WRITTEN PROBLEM :: Leave out the pictures and copy the remaining records exactly.

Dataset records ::
····················

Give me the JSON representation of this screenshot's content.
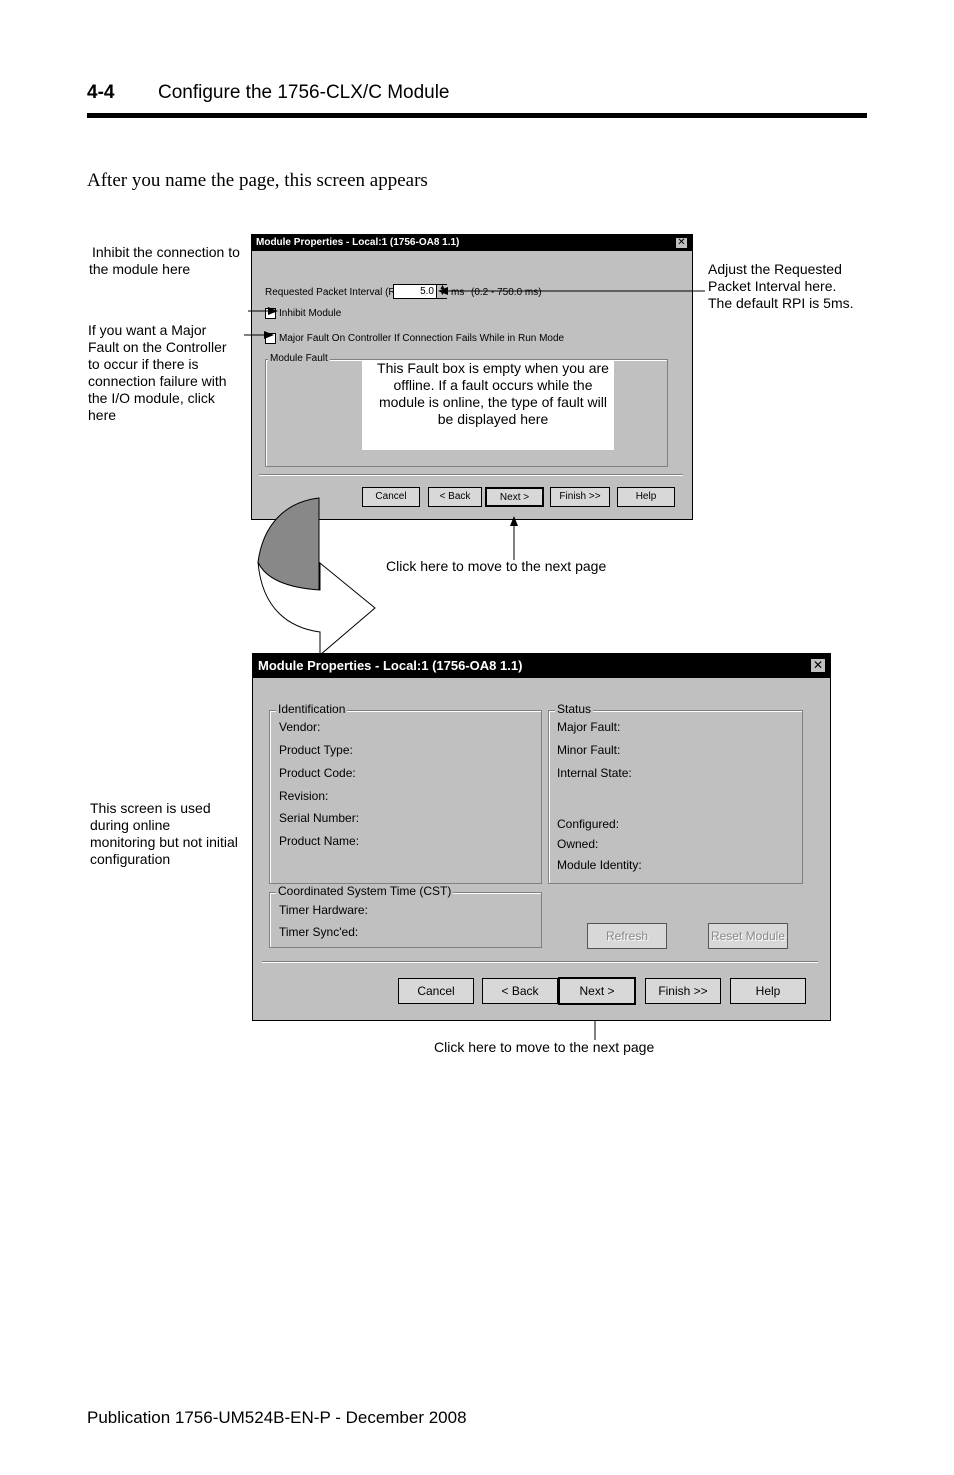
{
  "header": {
    "section_number": "4-4",
    "title": "Configure the 1756-CLX/C Module"
  },
  "intro": "After you name the page, this screen appears",
  "callouts": {
    "inhibit_line1": "Inhibit the connection to",
    "inhibit_line2": "the module here",
    "rpi_line1": "Adjust the Requested",
    "rpi_line2": "Packet Interval here.",
    "rpi_line3": "The default RPI is 5ms.",
    "major_line1": "If you want a Major",
    "major_line2": "Fault on the Controller",
    "major_line3": "to occur if there is",
    "major_line4": "connection failure with",
    "major_line5": "the I/O module, click",
    "major_line6": "here",
    "fault_line1": "This Fault box is empty when you are",
    "fault_line2": "offline. If a fault occurs while the",
    "fault_line3": "module is online, the type of fault will",
    "fault_line4": "be displayed here",
    "next1": "Click here to move to the next page",
    "online_line1": "This screen is used",
    "online_line2": "during online",
    "online_line3": "monitoring but not initial",
    "online_line4": "configuration",
    "next2": "Click here to move to the next page"
  },
  "dialog1": {
    "title": "Module Properties - Local:1 (1756-OA8 1.1)",
    "close": "✕",
    "rpi_label": "Requested Packet Interval (RPI):",
    "rpi_value": "5.0",
    "rpi_unit": "ms",
    "rpi_range": "(0.2 - 750.0 ms)",
    "inhibit_label": "Inhibit Module",
    "major_fault_label": "Major Fault On Controller If Connection Fails While in Run Mode",
    "module_fault_legend": "Module Fault",
    "buttons": {
      "cancel": "Cancel",
      "back": "< Back",
      "next": "Next >",
      "finish": "Finish >>",
      "help": "Help"
    }
  },
  "dialog2": {
    "title": "Module Properties - Local:1 (1756-OA8 1.1)",
    "close": "✕",
    "identification": {
      "legend": "Identification",
      "vendor": "Vendor:",
      "product_type": "Product Type:",
      "product_code": "Product Code:",
      "revision": "Revision:",
      "serial_number": "Serial Number:",
      "product_name": "Product Name:"
    },
    "status": {
      "legend": "Status",
      "major_fault": "Major Fault:",
      "minor_fault": "Minor Fault:",
      "internal_state": "Internal State:",
      "configured": "Configured:",
      "owned": "Owned:",
      "module_identity": "Module Identity:"
    },
    "cst": {
      "legend": "Coordinated System Time (CST)",
      "timer_hardware": "Timer Hardware:",
      "timer_synced": "Timer Sync'ed:"
    },
    "refresh": "Refresh",
    "reset_module": "Reset Module",
    "buttons": {
      "cancel": "Cancel",
      "back": "< Back",
      "next": "Next >",
      "finish": "Finish >>",
      "help": "Help"
    }
  },
  "footer": "Publication 1756-UM524B-EN-P - December 2008"
}
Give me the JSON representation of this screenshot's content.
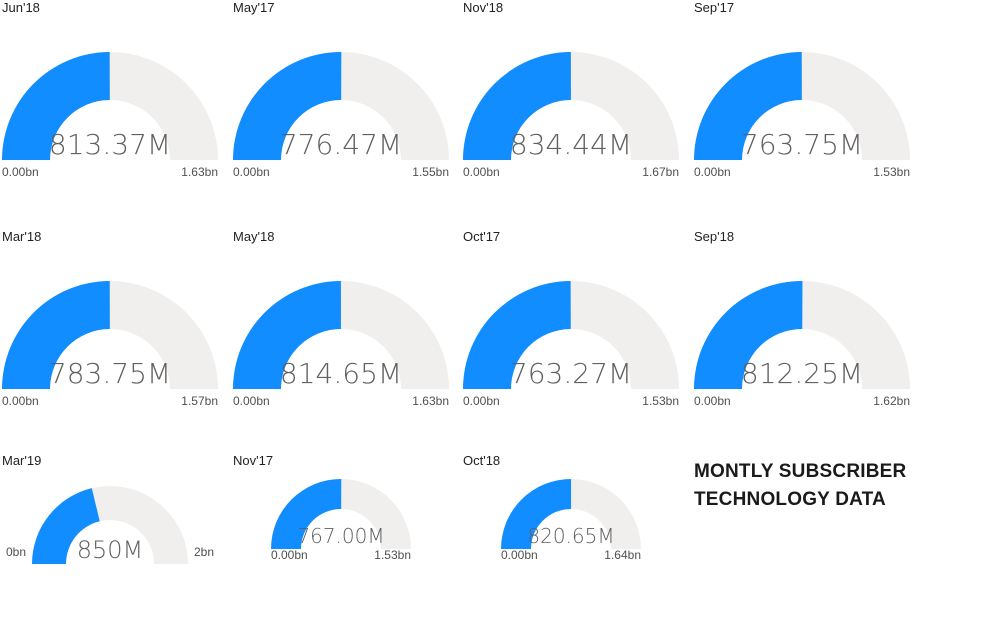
{
  "colors": {
    "fill": "#118DFF",
    "track": "#F0EFED",
    "value_text": "#606060",
    "label_text": "#222222"
  },
  "dashboard_title": {
    "line1": "MONTLY SUBSCRIBER",
    "line2": "TECHNOLOGY DATA"
  },
  "chart_data": [
    {
      "type": "gauge",
      "title": "Jun'18",
      "value": 813.37,
      "value_label": "813.37M",
      "min": 0,
      "max": 1630,
      "min_label": "0.00bn",
      "max_label": "1.63bn"
    },
    {
      "type": "gauge",
      "title": "May'17",
      "value": 776.47,
      "value_label": "776.47M",
      "min": 0,
      "max": 1550,
      "min_label": "0.00bn",
      "max_label": "1.55bn"
    },
    {
      "type": "gauge",
      "title": "Nov'18",
      "value": 834.44,
      "value_label": "834.44M",
      "min": 0,
      "max": 1670,
      "min_label": "0.00bn",
      "max_label": "1.67bn"
    },
    {
      "type": "gauge",
      "title": "Sep'17",
      "value": 763.75,
      "value_label": "763.75M",
      "min": 0,
      "max": 1530,
      "min_label": "0.00bn",
      "max_label": "1.53bn"
    },
    {
      "type": "gauge",
      "title": "Mar'18",
      "value": 783.75,
      "value_label": "783.75M",
      "min": 0,
      "max": 1570,
      "min_label": "0.00bn",
      "max_label": "1.57bn"
    },
    {
      "type": "gauge",
      "title": "May'18",
      "value": 814.65,
      "value_label": "814.65M",
      "min": 0,
      "max": 1630,
      "min_label": "0.00bn",
      "max_label": "1.63bn"
    },
    {
      "type": "gauge",
      "title": "Oct'17",
      "value": 763.27,
      "value_label": "763.27M",
      "min": 0,
      "max": 1530,
      "min_label": "0.00bn",
      "max_label": "1.53bn"
    },
    {
      "type": "gauge",
      "title": "Sep'18",
      "value": 812.25,
      "value_label": "812.25M",
      "min": 0,
      "max": 1620,
      "min_label": "0.00bn",
      "max_label": "1.62bn"
    },
    {
      "type": "gauge",
      "title": "Mar'19",
      "value": 850,
      "value_label": "850M",
      "min": 0,
      "max": 2000,
      "min_label": "0bn",
      "max_label": "2bn"
    },
    {
      "type": "gauge",
      "title": "Nov'17",
      "value": 767.0,
      "value_label": "767.00M",
      "min": 0,
      "max": 1530,
      "min_label": "0.00bn",
      "max_label": "1.53bn"
    },
    {
      "type": "gauge",
      "title": "Oct'18",
      "value": 820.65,
      "value_label": "820.65M",
      "min": 0,
      "max": 1640,
      "min_label": "0.00bn",
      "max_label": "1.64bn"
    }
  ]
}
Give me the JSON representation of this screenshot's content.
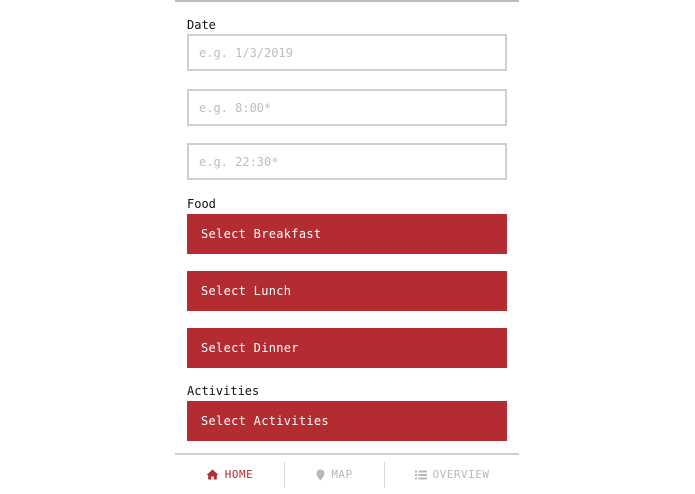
{
  "sections": {
    "date_label": "Date",
    "food_label": "Food",
    "activities_label": "Activities"
  },
  "fields": {
    "date_placeholder": "e.g. 1/3/2019",
    "start_time_placeholder": "e.g. 8:00*",
    "end_time_placeholder": "e.g. 22:30*"
  },
  "buttons": {
    "breakfast": "Select Breakfast",
    "lunch": "Select Lunch",
    "dinner": "Select Dinner",
    "activities": "Select Activities"
  },
  "nav": {
    "home": "HOME",
    "map": "MAP",
    "overview": "OVERVIEW",
    "active": "home"
  },
  "colors": {
    "accent": "#b32c32",
    "inactive": "#b8b8b8",
    "border": "#cfcfcf"
  },
  "icons": {
    "home": "home-icon",
    "map": "map-pin-icon",
    "overview": "list-icon"
  }
}
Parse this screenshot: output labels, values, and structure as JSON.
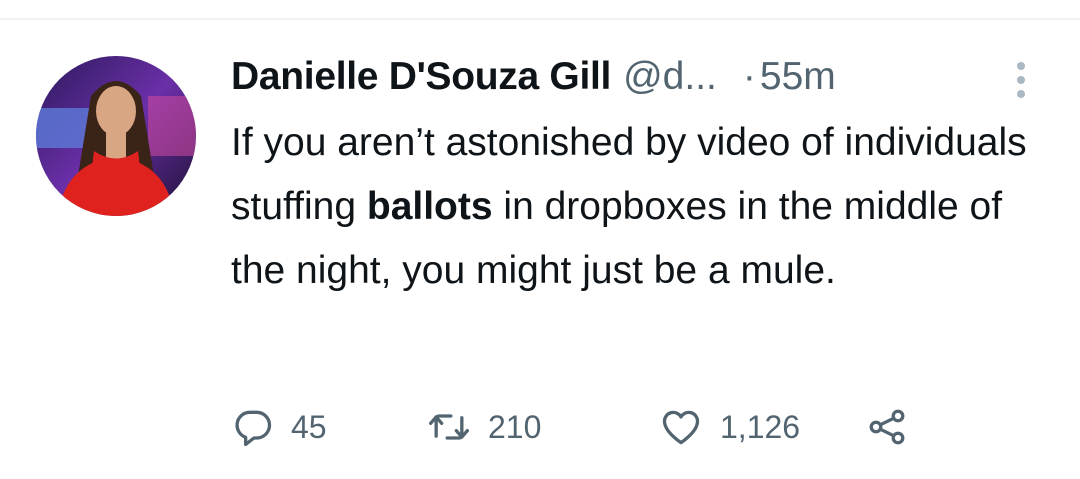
{
  "tweet": {
    "display_name": "Danielle D'Souza Gill",
    "handle": "@d...",
    "separator": "·",
    "time": "55m",
    "text_part1": "If you aren’t astonished by video of individuals stuffing ",
    "text_bold": "ballots",
    "text_part2": " in dropboxes in the middle of the night, you might just be a mule.",
    "actions": {
      "reply_count": "45",
      "retweet_count": "210",
      "like_count": "1,126"
    },
    "icons": {
      "reply": "reply-icon",
      "retweet": "retweet-icon",
      "like": "heart-icon",
      "share": "share-icon",
      "more": "more-vertical-icon"
    },
    "colors": {
      "text": "#0f1419",
      "secondary": "#536471",
      "divider": "#eff3f4"
    }
  }
}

····················

RESULT OF THE TASK ::
Give me the JSON representation of this screenshot's content.
{
  "header": {
    "section_number": "4-4",
    "title": "Configure the 1756-CLX/C Module"
  },
  "intro": "After you name the page, this screen appears",
  "callouts": {
    "inhibit_line1": "Inhibit the connection to",
    "inhibit_line2": "the module here",
    "rpi_line1": "Adjust the Requested",
    "rpi_line2": "Packet Interval here.",
    "rpi_line3": "The default RPI is 5ms.",
    "major_line1": "If you want a Major",
    "major_line2": "Fault on the Controller",
    "major_line3": "to occur if there is",
    "major_line4": "connection failure with",
    "major_line5": "the I/O module, click",
    "major_line6": "here",
    "fault_line1": "This Fault box is empty when you are",
    "fault_line2": "offline. If a fault occurs while the",
    "fault_line3": "module is online, the type of fault will",
    "fault_line4": "be displayed here",
    "next1": "Click here to move to the next page",
    "online_line1": "This screen is used",
    "online_line2": "during online",
    "online_line3": "monitoring but not initial",
    "online_line4": "configuration",
    "next2": "Click here to move to the next page"
  },
  "dialog1": {
    "title": "Module Properties - Local:1 (1756-OA8 1.1)",
    "close": "✕",
    "rpi_label": "Requested Packet Interval (RPI):",
    "rpi_value": "5.0",
    "rpi_unit": "ms",
    "rpi_range": "(0.2 - 750.0 ms)",
    "inhibit_label": "Inhibit Module",
    "major_fault_label": "Major Fault On Controller If Connection Fails While in Run Mode",
    "module_fault_legend": "Module Fault",
    "buttons": {
      "cancel": "Cancel",
      "back": "< Back",
      "next": "Next >",
      "finish": "Finish >>",
      "help": "Help"
    }
  },
  "dialog2": {
    "title": "Module Properties - Local:1 (1756-OA8 1.1)",
    "close": "✕",
    "identification": {
      "legend": "Identification",
      "vendor": "Vendor:",
      "product_type": "Product Type:",
      "product_code": "Product Code:",
      "revision": "Revision:",
      "serial_number": "Serial Number:",
      "product_name": "Product Name:"
    },
    "status": {
      "legend": "Status",
      "major_fault": "Major Fault:",
      "minor_fault": "Minor Fault:",
      "internal_state": "Internal State:",
      "configured": "Configured:",
      "owned": "Owned:",
      "module_identity": "Module Identity:"
    },
    "cst": {
      "legend": "Coordinated System Time (CST)",
      "timer_hardware": "Timer Hardware:",
      "timer_synced": "Timer Sync'ed:"
    },
    "refresh": "Refresh",
    "reset_module": "Reset Module",
    "buttons": {
      "cancel": "Cancel",
      "back": "< Back",
      "next": "Next >",
      "finish": "Finish >>",
      "help": "Help"
    }
  },
  "footer": "Publication 1756-UM524B-EN-P - December 2008"
}
Give me the JSON representation of this screenshot's content.
{
  "colors": {
    "fill": "#118DFF",
    "track": "#F0EFED",
    "value_text": "#606060",
    "label_text": "#222222"
  },
  "dashboard_title": {
    "line1": "MONTLY SUBSCRIBER",
    "line2": "TECHNOLOGY DATA"
  },
  "chart_data": [
    {
      "type": "gauge",
      "title": "Jun'18",
      "value": 813.37,
      "value_label": "813.37M",
      "min": 0,
      "max": 1630,
      "min_label": "0.00bn",
      "max_label": "1.63bn"
    },
    {
      "type": "gauge",
      "title": "May'17",
      "value": 776.47,
      "value_label": "776.47M",
      "min": 0,
      "max": 1550,
      "min_label": "0.00bn",
      "max_label": "1.55bn"
    },
    {
      "type": "gauge",
      "title": "Nov'18",
      "value": 834.44,
      "value_label": "834.44M",
      "min": 0,
      "max": 1670,
      "min_label": "0.00bn",
      "max_label": "1.67bn"
    },
    {
      "type": "gauge",
      "title": "Sep'17",
      "value": 763.75,
      "value_label": "763.75M",
      "min": 0,
      "max": 1530,
      "min_label": "0.00bn",
      "max_label": "1.53bn"
    },
    {
      "type": "gauge",
      "title": "Mar'18",
      "value": 783.75,
      "value_label": "783.75M",
      "min": 0,
      "max": 1570,
      "min_label": "0.00bn",
      "max_label": "1.57bn"
    },
    {
      "type": "gauge",
      "title": "May'18",
      "value": 814.65,
      "value_label": "814.65M",
      "min": 0,
      "max": 1630,
      "min_label": "0.00bn",
      "max_label": "1.63bn"
    },
    {
      "type": "gauge",
      "title": "Oct'17",
      "value": 763.27,
      "value_label": "763.27M",
      "min": 0,
      "max": 1530,
      "min_label": "0.00bn",
      "max_label": "1.53bn"
    },
    {
      "type": "gauge",
      "title": "Sep'18",
      "value": 812.25,
      "value_label": "812.25M",
      "min": 0,
      "max": 1620,
      "min_label": "0.00bn",
      "max_label": "1.62bn"
    },
    {
      "type": "gauge",
      "title": "Mar'19",
      "value": 850,
      "value_label": "850M",
      "min": 0,
      "max": 2000,
      "min_label": "0bn",
      "max_label": "2bn"
    },
    {
      "type": "gauge",
      "title": "Nov'17",
      "value": 767.0,
      "value_label": "767.00M",
      "min": 0,
      "max": 1530,
      "min_label": "0.00bn",
      "max_label": "1.53bn"
    },
    {
      "type": "gauge",
      "title": "Oct'18",
      "value": 820.65,
      "value_label": "820.65M",
      "min": 0,
      "max": 1640,
      "min_label": "0.00bn",
      "max_label": "1.64bn"
    }
  ]
}
Give me the JSON representation of this screenshot's content.
{
  "sections": {
    "date_label": "Date",
    "food_label": "Food",
    "activities_label": "Activities"
  },
  "fields": {
    "date_placeholder": "e.g. 1/3/2019",
    "start_time_placeholder": "e.g. 8:00*",
    "end_time_placeholder": "e.g. 22:30*"
  },
  "buttons": {
    "breakfast": "Select Breakfast",
    "lunch": "Select Lunch",
    "dinner": "Select Dinner",
    "activities": "Select Activities"
  },
  "nav": {
    "home": "HOME",
    "map": "MAP",
    "overview": "OVERVIEW",
    "active": "home"
  },
  "colors": {
    "accent": "#b32c32",
    "inactive": "#b8b8b8",
    "border": "#cfcfcf"
  },
  "icons": {
    "home": "home-icon",
    "map": "map-pin-icon",
    "overview": "list-icon"
  }
}
Parse this screenshot: output labels, values, and structure as JSON.
{
  "tweet": {
    "display_name": "Danielle D'Souza Gill",
    "handle": "@d...",
    "separator": "·",
    "time": "55m",
    "text_part1": "If you aren’t astonished by video of individuals stuffing ",
    "text_bold": "ballots",
    "text_part2": " in dropboxes in the middle of the night, you might just be a mule.",
    "actions": {
      "reply_count": "45",
      "retweet_count": "210",
      "like_count": "1,126"
    },
    "icons": {
      "reply": "reply-icon",
      "retweet": "retweet-icon",
      "like": "heart-icon",
      "share": "share-icon",
      "more": "more-vertical-icon"
    },
    "colors": {
      "text": "#0f1419",
      "secondary": "#536471",
      "divider": "#eff3f4"
    }
  }
}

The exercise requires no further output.